## Goal
The data must be returned in full and exactly as given.

Records from a collection:
——
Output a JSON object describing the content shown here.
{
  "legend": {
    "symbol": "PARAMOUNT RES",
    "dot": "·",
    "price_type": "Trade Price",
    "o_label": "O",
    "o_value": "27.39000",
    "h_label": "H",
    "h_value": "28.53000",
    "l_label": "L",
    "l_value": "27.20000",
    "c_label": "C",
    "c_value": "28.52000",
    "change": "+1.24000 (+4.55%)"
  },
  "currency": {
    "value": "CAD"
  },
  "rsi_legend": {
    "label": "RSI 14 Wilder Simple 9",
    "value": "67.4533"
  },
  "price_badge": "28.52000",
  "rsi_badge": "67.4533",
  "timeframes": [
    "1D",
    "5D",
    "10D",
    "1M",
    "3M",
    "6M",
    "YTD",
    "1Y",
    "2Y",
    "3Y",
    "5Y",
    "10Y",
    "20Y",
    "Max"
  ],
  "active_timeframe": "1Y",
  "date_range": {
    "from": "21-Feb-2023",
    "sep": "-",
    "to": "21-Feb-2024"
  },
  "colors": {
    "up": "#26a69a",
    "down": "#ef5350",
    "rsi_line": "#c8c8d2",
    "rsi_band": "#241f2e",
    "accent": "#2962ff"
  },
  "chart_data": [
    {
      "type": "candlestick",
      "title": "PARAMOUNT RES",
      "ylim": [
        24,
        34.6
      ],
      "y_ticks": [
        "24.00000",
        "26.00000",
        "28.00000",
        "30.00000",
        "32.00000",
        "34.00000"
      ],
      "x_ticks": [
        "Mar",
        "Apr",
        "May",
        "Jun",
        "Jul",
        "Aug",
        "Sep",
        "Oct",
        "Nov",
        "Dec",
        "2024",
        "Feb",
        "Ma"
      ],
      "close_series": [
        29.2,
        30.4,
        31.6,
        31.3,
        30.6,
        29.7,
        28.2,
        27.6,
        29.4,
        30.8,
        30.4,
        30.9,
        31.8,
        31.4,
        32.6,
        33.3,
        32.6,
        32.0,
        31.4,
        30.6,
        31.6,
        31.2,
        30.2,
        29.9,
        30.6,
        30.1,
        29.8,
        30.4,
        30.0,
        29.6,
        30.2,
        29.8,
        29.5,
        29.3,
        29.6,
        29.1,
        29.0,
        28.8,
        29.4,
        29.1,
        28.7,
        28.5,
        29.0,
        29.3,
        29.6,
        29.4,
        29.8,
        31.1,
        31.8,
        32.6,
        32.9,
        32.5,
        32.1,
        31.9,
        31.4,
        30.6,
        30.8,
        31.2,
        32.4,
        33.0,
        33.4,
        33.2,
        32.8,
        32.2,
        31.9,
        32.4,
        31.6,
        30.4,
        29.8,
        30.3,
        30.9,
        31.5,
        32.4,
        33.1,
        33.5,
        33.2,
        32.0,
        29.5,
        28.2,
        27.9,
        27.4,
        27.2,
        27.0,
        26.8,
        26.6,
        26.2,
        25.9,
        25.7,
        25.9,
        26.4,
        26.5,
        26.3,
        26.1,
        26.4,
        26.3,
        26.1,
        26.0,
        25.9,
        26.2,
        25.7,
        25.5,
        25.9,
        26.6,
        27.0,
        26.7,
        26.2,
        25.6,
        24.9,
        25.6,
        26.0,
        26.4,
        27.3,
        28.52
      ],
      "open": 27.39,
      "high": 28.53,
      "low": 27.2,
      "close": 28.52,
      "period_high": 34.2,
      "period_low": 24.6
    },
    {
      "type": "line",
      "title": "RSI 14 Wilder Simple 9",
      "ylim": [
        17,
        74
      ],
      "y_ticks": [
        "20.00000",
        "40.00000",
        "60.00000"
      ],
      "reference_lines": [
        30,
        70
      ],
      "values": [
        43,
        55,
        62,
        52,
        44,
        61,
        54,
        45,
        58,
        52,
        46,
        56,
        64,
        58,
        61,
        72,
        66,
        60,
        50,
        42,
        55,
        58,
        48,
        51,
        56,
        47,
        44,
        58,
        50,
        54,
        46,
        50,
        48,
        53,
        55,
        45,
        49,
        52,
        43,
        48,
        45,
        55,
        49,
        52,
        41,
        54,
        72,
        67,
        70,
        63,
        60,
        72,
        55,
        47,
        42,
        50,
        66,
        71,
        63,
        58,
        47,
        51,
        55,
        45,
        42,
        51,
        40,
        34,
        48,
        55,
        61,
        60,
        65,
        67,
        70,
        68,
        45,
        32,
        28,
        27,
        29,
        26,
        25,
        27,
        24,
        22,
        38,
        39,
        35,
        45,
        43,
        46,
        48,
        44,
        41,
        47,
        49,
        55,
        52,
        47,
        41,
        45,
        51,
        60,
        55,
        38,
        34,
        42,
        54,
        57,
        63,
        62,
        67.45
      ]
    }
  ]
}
——
## Written response
Output a JSON object describing the content shown here.
{
  "legend": {
    "symbol": "PARAMOUNT RES",
    "dot": "·",
    "price_type": "Trade Price",
    "o_label": "O",
    "o_value": "27.39000",
    "h_label": "H",
    "h_value": "28.53000",
    "l_label": "L",
    "l_value": "27.20000",
    "c_label": "C",
    "c_value": "28.52000",
    "change": "+1.24000 (+4.55%)"
  },
  "currency": {
    "value": "CAD"
  },
  "rsi_legend": {
    "label": "RSI 14 Wilder Simple 9",
    "value": "67.4533"
  },
  "price_badge": "28.52000",
  "rsi_badge": "67.4533",
  "timeframes": [
    "1D",
    "5D",
    "10D",
    "1M",
    "3M",
    "6M",
    "YTD",
    "1Y",
    "2Y",
    "3Y",
    "5Y",
    "10Y",
    "20Y",
    "Max"
  ],
  "active_timeframe": "1Y",
  "date_range": {
    "from": "21-Feb-2023",
    "sep": "-",
    "to": "21-Feb-2024"
  },
  "colors": {
    "up": "#26a69a",
    "down": "#ef5350",
    "rsi_line": "#c8c8d2",
    "rsi_band": "#241f2e",
    "accent": "#2962ff"
  },
  "chart_data": [
    {
      "type": "candlestick",
      "title": "PARAMOUNT RES",
      "ylim": [
        24,
        34.6
      ],
      "y_ticks": [
        "24.00000",
        "26.00000",
        "28.00000",
        "30.00000",
        "32.00000",
        "34.00000"
      ],
      "x_ticks": [
        "Mar",
        "Apr",
        "May",
        "Jun",
        "Jul",
        "Aug",
        "Sep",
        "Oct",
        "Nov",
        "Dec",
        "2024",
        "Feb",
        "Ma"
      ],
      "close_series": [
        29.2,
        30.4,
        31.6,
        31.3,
        30.6,
        29.7,
        28.2,
        27.6,
        29.4,
        30.8,
        30.4,
        30.9,
        31.8,
        31.4,
        32.6,
        33.3,
        32.6,
        32.0,
        31.4,
        30.6,
        31.6,
        31.2,
        30.2,
        29.9,
        30.6,
        30.1,
        29.8,
        30.4,
        30.0,
        29.6,
        30.2,
        29.8,
        29.5,
        29.3,
        29.6,
        29.1,
        29.0,
        28.8,
        29.4,
        29.1,
        28.7,
        28.5,
        29.0,
        29.3,
        29.6,
        29.4,
        29.8,
        31.1,
        31.8,
        32.6,
        32.9,
        32.5,
        32.1,
        31.9,
        31.4,
        30.6,
        30.8,
        31.2,
        32.4,
        33.0,
        33.4,
        33.2,
        32.8,
        32.2,
        31.9,
        32.4,
        31.6,
        30.4,
        29.8,
        30.3,
        30.9,
        31.5,
        32.4,
        33.1,
        33.5,
        33.2,
        32.0,
        29.5,
        28.2,
        27.9,
        27.4,
        27.2,
        27.0,
        26.8,
        26.6,
        26.2,
        25.9,
        25.7,
        25.9,
        26.4,
        26.5,
        26.3,
        26.1,
        26.4,
        26.3,
        26.1,
        26.0,
        25.9,
        26.2,
        25.7,
        25.5,
        25.9,
        26.6,
        27.0,
        26.7,
        26.2,
        25.6,
        24.9,
        25.6,
        26.0,
        26.4,
        27.3,
        28.52
      ],
      "open": 27.39,
      "high": 28.53,
      "low": 27.2,
      "close": 28.52,
      "period_high": 34.2,
      "period_low": 24.6
    },
    {
      "type": "line",
      "title": "RSI 14 Wilder Simple 9",
      "ylim": [
        17,
        74
      ],
      "y_ticks": [
        "20.00000",
        "40.00000",
        "60.00000"
      ],
      "reference_lines": [
        30,
        70
      ],
      "values": [
        43,
        55,
        62,
        52,
        44,
        61,
        54,
        45,
        58,
        52,
        46,
        56,
        64,
        58,
        61,
        72,
        66,
        60,
        50,
        42,
        55,
        58,
        48,
        51,
        56,
        47,
        44,
        58,
        50,
        54,
        46,
        50,
        48,
        53,
        55,
        45,
        49,
        52,
        43,
        48,
        45,
        55,
        49,
        52,
        41,
        54,
        72,
        67,
        70,
        63,
        60,
        72,
        55,
        47,
        42,
        50,
        66,
        71,
        63,
        58,
        47,
        51,
        55,
        45,
        42,
        51,
        40,
        34,
        48,
        55,
        61,
        60,
        65,
        67,
        70,
        68,
        45,
        32,
        28,
        27,
        29,
        26,
        25,
        27,
        24,
        22,
        38,
        39,
        35,
        45,
        43,
        46,
        48,
        44,
        41,
        47,
        49,
        55,
        52,
        47,
        41,
        45,
        51,
        60,
        55,
        38,
        34,
        42,
        54,
        57,
        63,
        62,
        67.45
      ]
    }
  ]
}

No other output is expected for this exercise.